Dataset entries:
......

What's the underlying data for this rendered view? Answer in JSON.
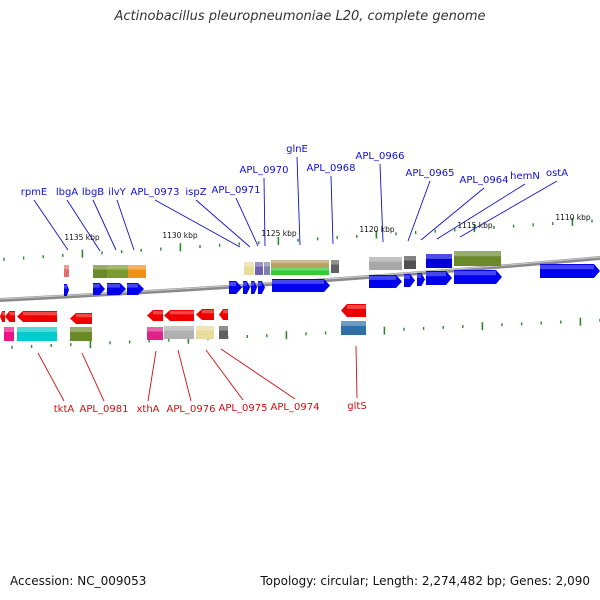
{
  "title": "Actinobacillus pleuropneumoniae L20, complete genome",
  "accession": "Accession: NC_009053",
  "topology": "Topology: circular; Length: 2,274,482 bp; Genes: 2,090",
  "colors": {
    "forward_label": "#1010cc",
    "reverse_label": "#cc1010",
    "forward_gene": "#0000ee",
    "reverse_gene": "#ee0000",
    "tick": "#2a8a2a",
    "backbone": "#888888"
  },
  "ruler_labels": [
    "1135 kbp",
    "1130 kbp",
    "1125 kbp",
    "1120 kbp",
    "1115 kbp",
    "1110 kbp"
  ],
  "forward_genes": [
    "rpmE",
    "lbgA",
    "lbgB",
    "ilvY",
    "APL_0973",
    "ispZ",
    "APL_0971",
    "APL_0970",
    "glnE",
    "APL_0968",
    "APL_0966",
    "APL_0965",
    "APL_0964",
    "hemN",
    "ostA"
  ],
  "reverse_genes": [
    "tktA",
    "APL_0981",
    "xthA",
    "APL_0976",
    "APL_0975",
    "APL_0974",
    "gltS"
  ]
}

......

- **What you will do**: From the first line above to the last, copy the records exactly but omit the pictures.

- **Answer space**:
What's the underlying data for this rendered view? Answer in JSON.
{
  "title": "Actinobacillus pleuropneumoniae L20, complete genome",
  "accession": "Accession: NC_009053",
  "topology": "Topology: circular; Length: 2,274,482 bp; Genes: 2,090",
  "colors": {
    "forward_label": "#1010cc",
    "reverse_label": "#cc1010",
    "forward_gene": "#0000ee",
    "reverse_gene": "#ee0000",
    "tick": "#2a8a2a",
    "backbone": "#888888"
  },
  "ruler_labels": [
    "1135 kbp",
    "1130 kbp",
    "1125 kbp",
    "1120 kbp",
    "1115 kbp",
    "1110 kbp"
  ],
  "forward_genes": [
    "rpmE",
    "lbgA",
    "lbgB",
    "ilvY",
    "APL_0973",
    "ispZ",
    "APL_0971",
    "APL_0970",
    "glnE",
    "APL_0968",
    "APL_0966",
    "APL_0965",
    "APL_0964",
    "hemN",
    "ostA"
  ],
  "reverse_genes": [
    "tktA",
    "APL_0981",
    "xthA",
    "APL_0976",
    "APL_0975",
    "APL_0974",
    "gltS"
  ]
}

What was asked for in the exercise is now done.